Perempuan berusia 40-an itu bernama Yati. Memakai baju biru dan kerudung senada, dia dan 7 orang teman seusia bergegas memasuki halaman Sekolah Tinggi Ilmu Ekonomi Ekuitas (STIE) jalan Surapati Bandung. Nampak menyolok diantara mahasiswa/i yang lalu lalang di sekitar kampus. Terlebih jika mengetahui tujuan kedatangan mereka, “Hari ini saya mau kuliah”, kata Yati dengan wajah penuh senyum.
Ucapannya mungkin berlebihan, mengingat latar belakang mereka lulusan sekolah menengah pertama, namun ada benarnya. Secara periodik, STIE Ekuitas menyelenggarakan program layanan masyarakat. Salah satunya bersama koperasi bank sampah Motekar, tempat Yati bernaung, perguruan tinggi tersebut memberikan pelatihan membuat pembukuan dan laporan keuangan dengan benar. Selain itu juga ada sesi pengenalan internet , para anggota komunitas belajar membuat email, akun media sosial dan tata tertib penggunaannya, agar tidak mengalami kendala ketika berkecimpung dalam marketing digital.
Sesi-sesi pelatihan diikuti dengan penuh semangat, karena para dosen memahami bedanya pendekatan antara mahasiswa dan ibu rumah tangga. Suasana baru berubah dari hening menjadi riuh rendah tatkala waktunya praktek. Bak busur yang diarahkan ke mangsa, Yati mengangkat lengan kanannya setinggi 20 cm, sementara pandangannya menelusuri abjad abjad yang harus dipencet sesuai arahan dosen. Begitu huruf yang dicari berhasil ditemukan maka seolah menerkam buruan, telunjuk pun meluncur menuju tuts. Derai tertawa tak terelakan, tak henti-hentinya terdengar.

§ Baris Data
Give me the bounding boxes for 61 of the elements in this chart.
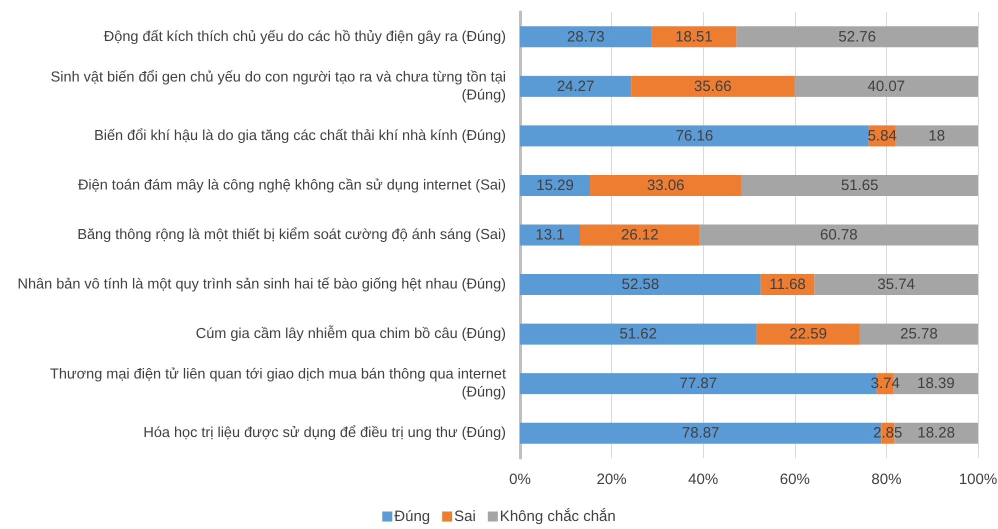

§ Tujuan 1
Jawablah pertanyaan berikut berdasarkan bagian teks.
(a) Siapa nama perempuan berusia 40-an yang memakai baju biru dan kerudung senada?
(b) Apa nama koperasi bank sampah tempat perempuan itu bernaung?
(c) Setinggi berapa ia mengangkat lengan kanannya saat praktek?
§ Tujuan 2
Kutip bagian teks mulai dari kata-kata yang memuat "Sesi-sesi pelatihan diikuti" hingga kata-kata "tak henti-hentinya terdengar.".

§ Hasil 1
(a) Yati.
(b) Motekar.
(c) 20 cm.

§ Hasil 2
Sesi-sesi pelatihan diikuti dengan penuh semangat, karena para dosen memahami bedanya pendekatan antara mahasiswa dan ibu rumah tangga. Suasana baru berubah dari hening menjadi riuh rendah tatkala waktunya praktek. Bak busur yang diarahkan ke mangsa, Yati mengangkat lengan kanannya setinggi 20 cm, sementara pandangannya menelusuri abjad abjad yang harus dipencet sesuai arahan dosen. Begitu huruf yang dicari berhasil ditemukan maka seolah menerkam buruan, telunjuk pun meluncur menuju tuts. Derai tertawa tak terelakan, tak henti-hentinya terdengar.